**Do this:** Show every line in the entries below where the word "Positive" appears.
>>>
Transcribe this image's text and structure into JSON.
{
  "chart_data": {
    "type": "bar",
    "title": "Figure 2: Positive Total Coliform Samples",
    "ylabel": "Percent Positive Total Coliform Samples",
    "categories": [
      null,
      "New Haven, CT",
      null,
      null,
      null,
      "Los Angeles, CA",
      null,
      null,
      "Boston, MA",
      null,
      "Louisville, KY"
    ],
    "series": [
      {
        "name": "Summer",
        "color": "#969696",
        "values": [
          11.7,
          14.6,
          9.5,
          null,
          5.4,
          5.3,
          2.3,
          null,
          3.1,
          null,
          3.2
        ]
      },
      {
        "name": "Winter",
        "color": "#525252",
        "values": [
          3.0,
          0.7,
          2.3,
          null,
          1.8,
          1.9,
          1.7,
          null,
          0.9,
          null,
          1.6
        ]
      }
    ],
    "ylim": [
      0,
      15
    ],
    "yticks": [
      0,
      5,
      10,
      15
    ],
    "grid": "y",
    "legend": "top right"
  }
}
<<<
**Full answer:**
    "title": "Figure 2: Positive Total Coliform Samples",
    "ylabel": "Percent Positive Total Coliform Samples",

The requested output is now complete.